* What this task involves
Among the lines below, which ones contain the word "State"? Copy every such line.

[Page transcription entries]
========================
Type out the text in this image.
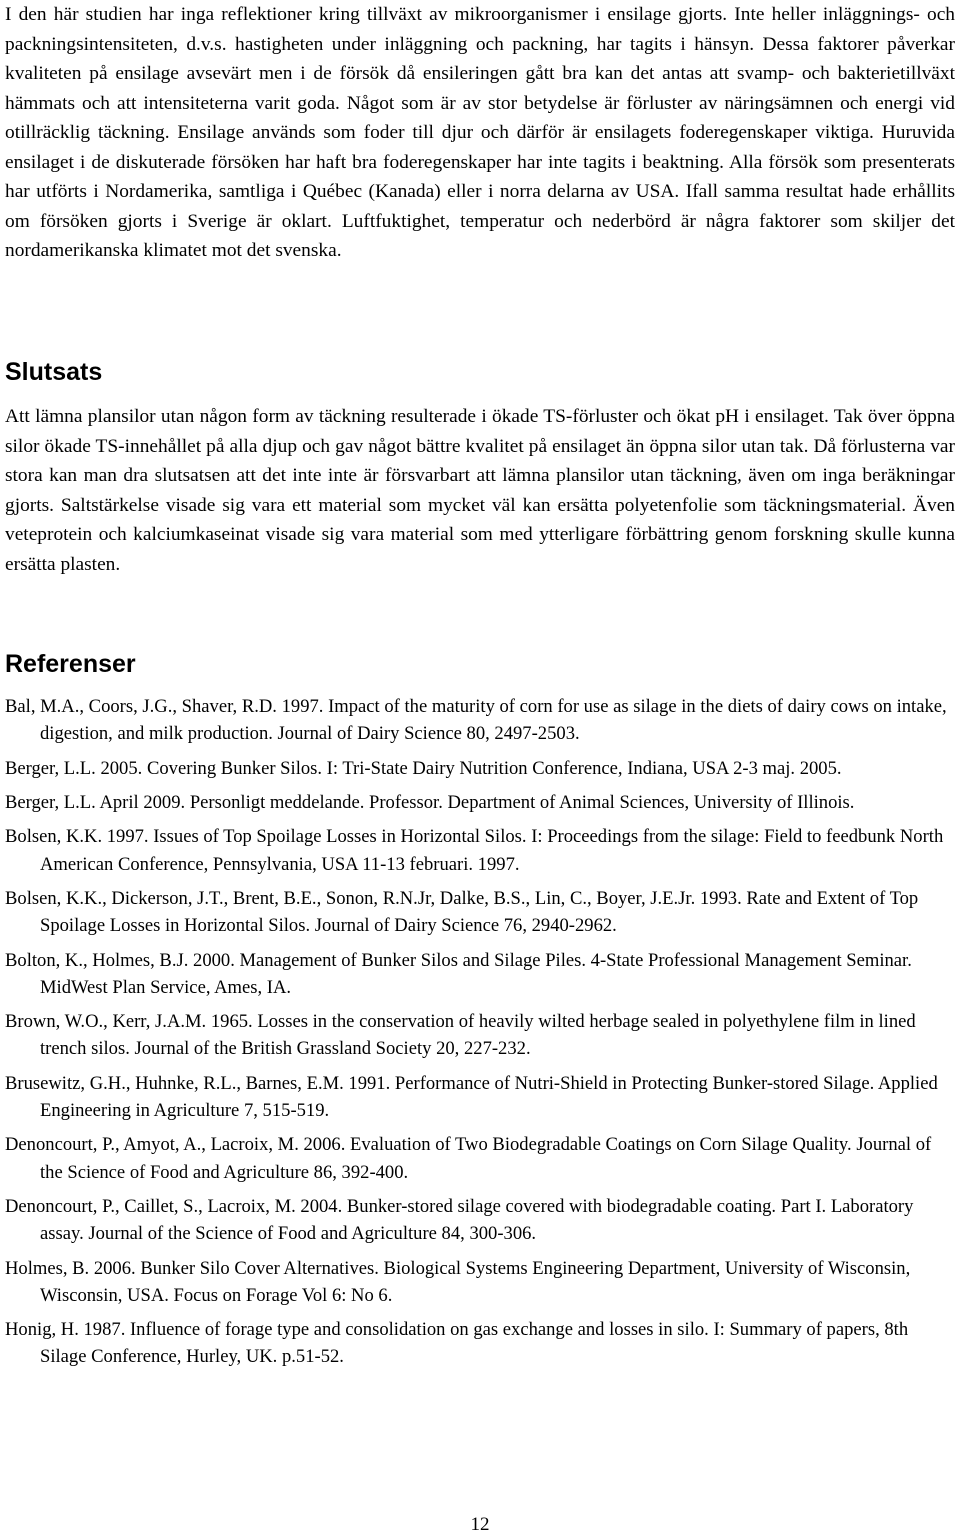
I den här studien har inga reflektioner kring tillväxt av mikroorganismer i ensilage gjorts. Inte heller inläggnings- och packningsintensiteten, d.v.s. hastigheten under inläggning och packning, har tagits i hänsyn. Dessa faktorer påverkar kvaliteten på ensilage avsevärt men i de försök då ensileringen gått bra kan det antas att svamp- och bakterietillväxt hämmats och att intensiteterna varit goda. Något som är av stor betydelse är förluster av näringsämnen och energi vid otillräcklig täckning. Ensilage används som foder till djur och därför är ensilagets foderegenskaper viktiga. Huruvida ensilaget i de diskuterade försöken har haft bra foderegenskaper har inte tagits i beaktning. Alla försök som presenterats har utförts i Nordamerika, samtliga i Québec (Kanada) eller i norra delarna av USA. Ifall samma resultat hade erhållits om försöken gjorts i Sverige är oklart. Luftfuktighet, temperatur och nederbörd är några faktorer som skiljer det nordamerikanska klimatet mot det svenska.

Slutsats

Att lämna plansilor utan någon form av täckning resulterade i ökade TS-förluster och ökat pH i ensilaget. Tak över öppna silor ökade TS-innehållet på alla djup och gav något bättre kvalitet på ensilaget än öppna silor utan tak. Då förlusterna var stora kan man dra slutsatsen att det inte inte är försvarbart att lämna plansilor utan täckning, även om inga beräkningar gjorts. Saltstärkelse visade sig vara ett material som mycket väl kan ersätta polyetenfolie som täckningsmaterial. Även veteprotein och kalciumkaseinat visade sig vara material som med ytterligare förbättring genom forskning skulle kunna ersätta plasten.

Referenser
Bal, M.A., Coors, J.G., Shaver, R.D. 1997. Impact of the maturity of corn for use as silage in the diets of dairy cows on intake, digestion, and milk production. Journal of Dairy Science 80, 2497-2503.
Berger, L.L. 2005. Covering Bunker Silos. I: Tri-State Dairy Nutrition Conference, Indiana, USA 2-3 maj. 2005.
Berger, L.L. April 2009. Personligt meddelande. Professor. Department of Animal Sciences, University of Illinois.
Bolsen, K.K. 1997. Issues of Top Spoilage Losses in Horizontal Silos. I: Proceedings from the silage: Field to feedbunk North American Conference, Pennsylvania, USA 11-13 februari. 1997.
Bolsen, K.K., Dickerson, J.T., Brent, B.E., Sonon, R.N.Jr, Dalke, B.S., Lin, C., Boyer, J.E.Jr. 1993. Rate and Extent of Top Spoilage Losses in Horizontal Silos. Journal of Dairy Science 76, 2940-2962.
Bolton, K., Holmes, B.J. 2000. Management of Bunker Silos and Silage Piles. 4-State Professional Management Seminar. MidWest Plan Service, Ames, IA.
Brown, W.O., Kerr, J.A.M. 1965. Losses in the conservation of heavily wilted herbage sealed in polyethylene film in lined trench silos. Journal of the British Grassland Society 20, 227-232.
Brusewitz, G.H., Huhnke, R.L., Barnes, E.M. 1991. Performance of Nutri-Shield in Protecting Bunker-stored Silage. Applied Engineering in Agriculture 7, 515-519.
Denoncourt, P., Amyot, A., Lacroix, M. 2006. Evaluation of Two Biodegradable Coatings on Corn Silage Quality. Journal of the Science of Food and Agriculture 86, 392-400.
Denoncourt, P., Caillet, S., Lacroix, M. 2004. Bunker-stored silage covered with biodegradable coating. Part I. Laboratory assay. Journal of the Science of Food and Agriculture 84, 300-306.
Holmes, B. 2006. Bunker Silo Cover Alternatives. Biological Systems Engineering Department, University of Wisconsin, Wisconsin, USA. Focus on Forage Vol 6: No 6.
Honig, H. 1987. Influence of forage type and consolidation on gas exchange and losses in silo. I: Summary of papers, 8th Silage Conference, Hurley, UK. p.51-52.
12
========================
* Final answer
Berger, L.L. 2005. Covering Bunker Silos. I: Tri-State Dairy Nutrition Conference, Indiana, USA 2-3 maj. 2005.
Bolton, K., Holmes, B.J. 2000. Management of Bunker Silos and Silage Piles. 4-State Professional Management Seminar. MidWest Plan Service, Ames, IA.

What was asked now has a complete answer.